## INSTRUCTIONS TO FOLLOW
Word for word, copy all the data and drop the pictures.

[Begin DATA PROVIDED]

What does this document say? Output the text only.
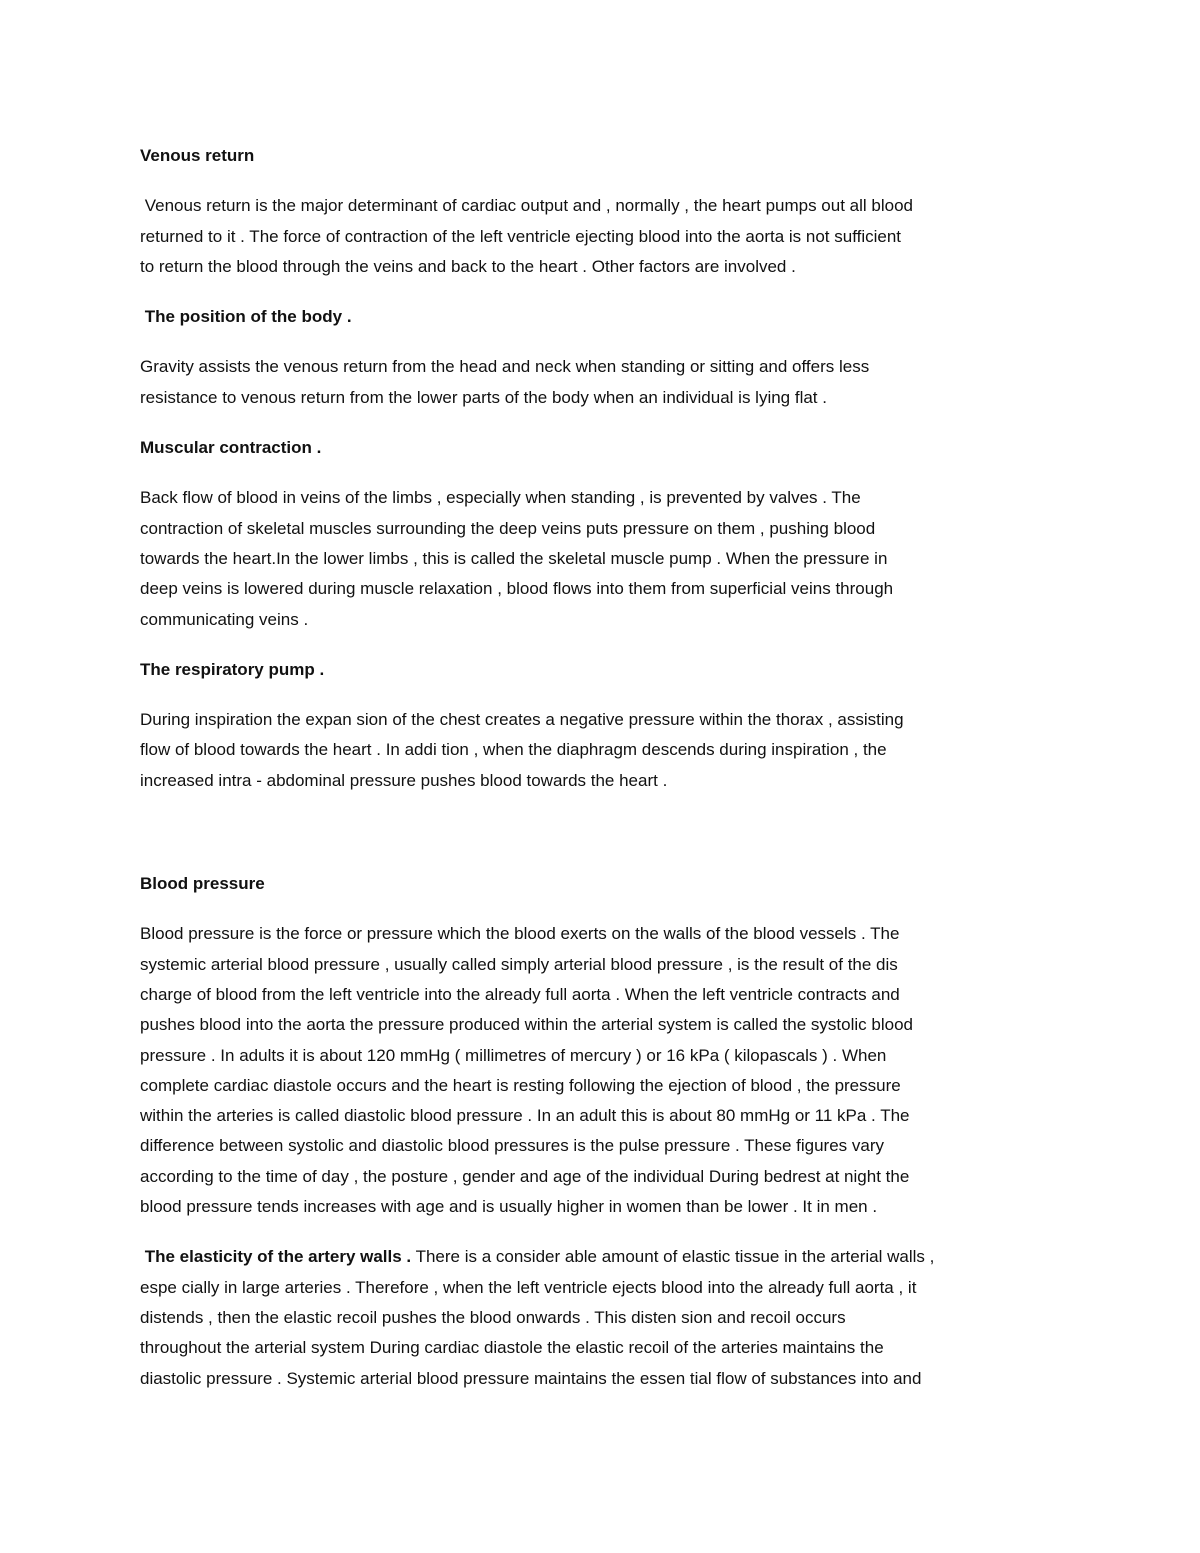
Venous return
Venous return is the major determinant of cardiac output and , normally , the heart pumps out all blood
returned to it . The force of contraction of the left ventricle ejecting blood into the aorta is not sufficient
to return the blood through the veins and back to the heart . Other factors are involved .
The position of the body .
Gravity assists the venous return from the head and neck when standing or sitting and offers less
resistance to venous return from the lower parts of the body when an individual is lying flat .
Muscular contraction .
Back flow of blood in veins of the limbs , especially when standing , is prevented by valves . The
contraction of skeletal muscles surrounding the deep veins puts pressure on them , pushing blood
towards the heart.In the lower limbs , this is called the skeletal muscle pump . When the pressure in
deep veins is lowered during muscle relaxation , blood flows into them from superficial veins through
communicating veins .
The respiratory pump .
During inspiration the expan sion of the chest creates a negative pressure within the thorax , assisting
flow of blood towards the heart . In addi tion , when the diaphragm descends during inspiration , the
increased intra - abdominal pressure pushes blood towards the heart .
Blood pressure
Blood pressure is the force or pressure which the blood exerts on the walls of the blood vessels . The
systemic arterial blood pressure , usually called simply arterial blood pressure , is the result of the dis
charge of blood from the left ventricle into the already full aorta . When the left ventricle contracts and
pushes blood into the aorta the pressure produced within the arterial system is called the systolic blood
pressure . In adults it is about 120 mmHg ( millimetres of mercury ) or 16 kPa ( kilopascals ) . When
complete cardiac diastole occurs and the heart is resting following the ejection of blood , the pressure
within the arteries is called diastolic blood pressure . In an adult this is about 80 mmHg or 11 kPa . The
difference between systolic and diastolic blood pressures is the pulse pressure . These figures vary
according to the time of day , the posture , gender and age of the individual During bedrest at night the
blood pressure tends increases with age and is usually higher in women than be lower . It in men .
The elasticity of the artery walls . There is a consider able amount of elastic tissue in the arterial walls ,
espe cially in large arteries . Therefore , when the left ventricle ejects blood into the already full aorta , it
distends , then the elastic recoil pushes the blood onwards . This disten sion and recoil occurs
throughout the arterial system During cardiac diastole the elastic recoil of the arteries maintains the
diastolic pressure . Systemic arterial blood pressure maintains the essen tial flow of substances into and
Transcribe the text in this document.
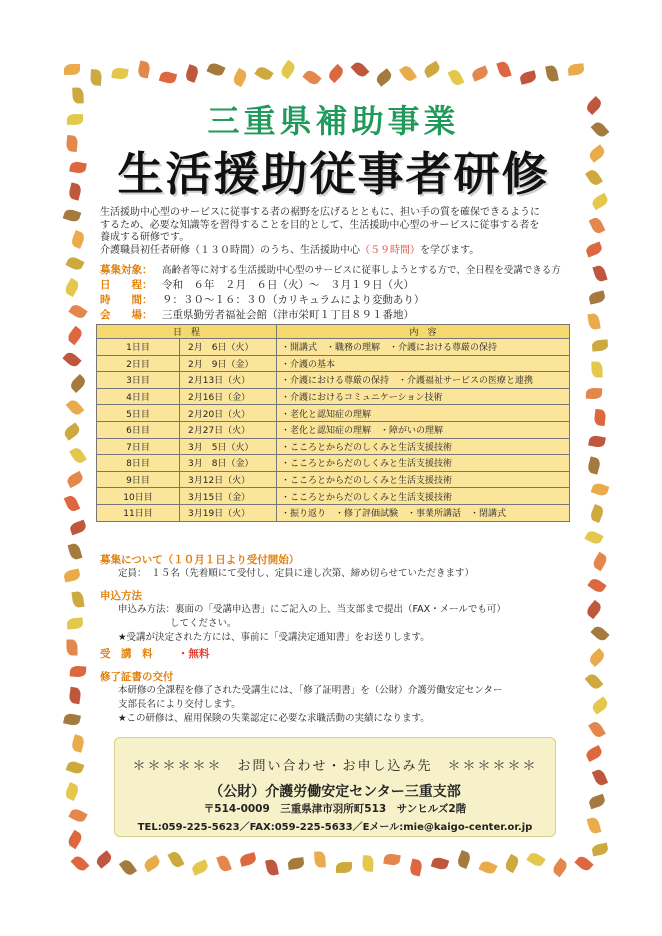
三重県補助事業
生活援助従事者研修
生活援助中心型のサービスに従事する者の裾野を広げるとともに、担い手の質を確保できるように
するため、必要な知識等を習得することを目的として、生活援助中心型のサービスに従事する者を
養成する研修です。
介護職員初任者研修（１３０時間）のうち、生活援助中心（５９時間）を学びます。
募集対象： 高齢者等に対する生活援助中心型のサービスに従事しようとする方で、全日程を受講できる方
日　　程： 令和　６年　２月　６日（火）～　３月１９日（火）
時　　間： ９：３０～１６：３０（カリキュラムにより変動あり）
会　　場： 三重県勤労者福祉会館（津市栄町１丁目８９１番地）
日　程		内　容
1日目	2月　6日（火）	・開講式　・職務の理解　・介護における尊厳の保持
2日目	2月　9日（金）	・介護の基本
3日目	2月13日（火）	・介護における尊厳の保持　・介護福祉サービスの医療と連携
4日目	2月16日（金）	・介護におけるコミュニケーション技術
5日目	2月20日（火）	・老化と認知症の理解
6日目	2月27日（火）	・老化と認知症の理解　・障がいの理解
7日目	3月　5日（火）	・こころとからだのしくみと生活支援技術
8日目	3月　8日（金）	・こころとからだのしくみと生活支援技術
9日目	3月12日（火）	・こころとからだのしくみと生活支援技術
10日目	3月15日（金）	・こころとからだのしくみと生活支援技術
11日目	3月19日（火）	・振り返り　・修了評価試験　・事業所講話　・閉講式
募集について（１０月１日より受付開始）
定員：　１５名（先着順にて受付し、定員に達し次第、締め切らせていただきます）
申込方法
申込み方法：裏面の「受講申込書」にご記入の上、当支部まで提出（FAX・メールでも可）
してください。
★受講が決定された方には、事前に「受講決定通知書」をお送りします。
受　講　料 ・無料
修了証書の交付
本研修の全課程を修了された受講生には、「修了証明書」を（公財）介護労働安定センター
支部長名により交付します。
★この研修は、雇用保険の失業認定に必要な求職活動の実績になります。
＊＊＊＊＊＊　お問い合わせ・お申し込み先　＊＊＊＊＊＊
（公財）介護労働安定センター三重支部
〒514-0009　三重県津市羽所町513　サンヒルズ2階
TEL:059-225-5623／FAX:059-225-5633／Eメール:mie@kaigo-center.or.jp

[End DATA PROVIDED]

## COMPLETE OUTPUT
What does this document say? Output the text only.
Venous return
Venous return is the major determinant of cardiac output and , normally , the heart pumps out all blood
returned to it . The force of contraction of the left ventricle ejecting blood into the aorta is not sufficient
to return the blood through the veins and back to the heart . Other factors are involved .
The position of the body .
Gravity assists the venous return from the head and neck when standing or sitting and offers less
resistance to venous return from the lower parts of the body when an individual is lying flat .
Muscular contraction .
Back flow of blood in veins of the limbs , especially when standing , is prevented by valves . The
contraction of skeletal muscles surrounding the deep veins puts pressure on them , pushing blood
towards the heart.In the lower limbs , this is called the skeletal muscle pump . When the pressure in
deep veins is lowered during muscle relaxation , blood flows into them from superficial veins through
communicating veins .
The respiratory pump .
During inspiration the expan sion of the chest creates a negative pressure within the thorax , assisting
flow of blood towards the heart . In addi tion , when the diaphragm descends during inspiration , the
increased intra - abdominal pressure pushes blood towards the heart .
Blood pressure
Blood pressure is the force or pressure which the blood exerts on the walls of the blood vessels . The
systemic arterial blood pressure , usually called simply arterial blood pressure , is the result of the dis
charge of blood from the left ventricle into the already full aorta . When the left ventricle contracts and
pushes blood into the aorta the pressure produced within the arterial system is called the systolic blood
pressure . In adults it is about 120 mmHg ( millimetres of mercury ) or 16 kPa ( kilopascals ) . When
complete cardiac diastole occurs and the heart is resting following the ejection of blood , the pressure
within the arteries is called diastolic blood pressure . In an adult this is about 80 mmHg or 11 kPa . The
difference between systolic and diastolic blood pressures is the pulse pressure . These figures vary
according to the time of day , the posture , gender and age of the individual During bedrest at night the
blood pressure tends increases with age and is usually higher in women than be lower . It in men .
The elasticity of the artery walls . There is a consider able amount of elastic tissue in the arterial walls ,
espe cially in large arteries . Therefore , when the left ventricle ejects blood into the already full aorta , it
distends , then the elastic recoil pushes the blood onwards . This disten sion and recoil occurs
throughout the arterial system During cardiac diastole the elastic recoil of the arteries maintains the
diastolic pressure . Systemic arterial blood pressure maintains the essen tial flow of substances into and
Transcribe the text in this document.
三重県補助事業
生活援助従事者研修
生活援助中心型のサービスに従事する者の裾野を広げるとともに、担い手の質を確保できるように
するため、必要な知識等を習得することを目的として、生活援助中心型のサービスに従事する者を
養成する研修です。
介護職員初任者研修（１３０時間）のうち、生活援助中心（５９時間）を学びます。
募集対象： 高齢者等に対する生活援助中心型のサービスに従事しようとする方で、全日程を受講できる方
日　　程： 令和　６年　２月　６日（火）～　３月１９日（火）
時　　間： ９：３０～１６：３０（カリキュラムにより変動あり）
会　　場： 三重県勤労者福祉会館（津市栄町１丁目８９１番地）
日　程		内　容
1日目	2月　6日（火）	・開講式　・職務の理解　・介護における尊厳の保持
2日目	2月　9日（金）	・介護の基本
3日目	2月13日（火）	・介護における尊厳の保持　・介護福祉サービスの医療と連携
4日目	2月16日（金）	・介護におけるコミュニケーション技術
5日目	2月20日（火）	・老化と認知症の理解
6日目	2月27日（火）	・老化と認知症の理解　・障がいの理解
7日目	3月　5日（火）	・こころとからだのしくみと生活支援技術
8日目	3月　8日（金）	・こころとからだのしくみと生活支援技術
9日目	3月12日（火）	・こころとからだのしくみと生活支援技術
10日目	3月15日（金）	・こころとからだのしくみと生活支援技術
11日目	3月19日（火）	・振り返り　・修了評価試験　・事業所講話　・閉講式
募集について（１０月１日より受付開始）
定員：　１５名（先着順にて受付し、定員に達し次第、締め切らせていただきます）
申込方法
申込み方法：裏面の「受講申込書」にご記入の上、当支部まで提出（FAX・メールでも可）
してください。
★受講が決定された方には、事前に「受講決定通知書」をお送りします。
受　講　料 ・無料
修了証書の交付
本研修の全課程を修了された受講生には、「修了証明書」を（公財）介護労働安定センター
支部長名により交付します。
★この研修は、雇用保険の失業認定に必要な求職活動の実績になります。
＊＊＊＊＊＊　お問い合わせ・お申し込み先　＊＊＊＊＊＊
（公財）介護労働安定センター三重支部
〒514-0009　三重県津市羽所町513　サンヒルズ2階
TEL:059-225-5623／FAX:059-225-5633／Eメール:mie@kaigo-center.or.jp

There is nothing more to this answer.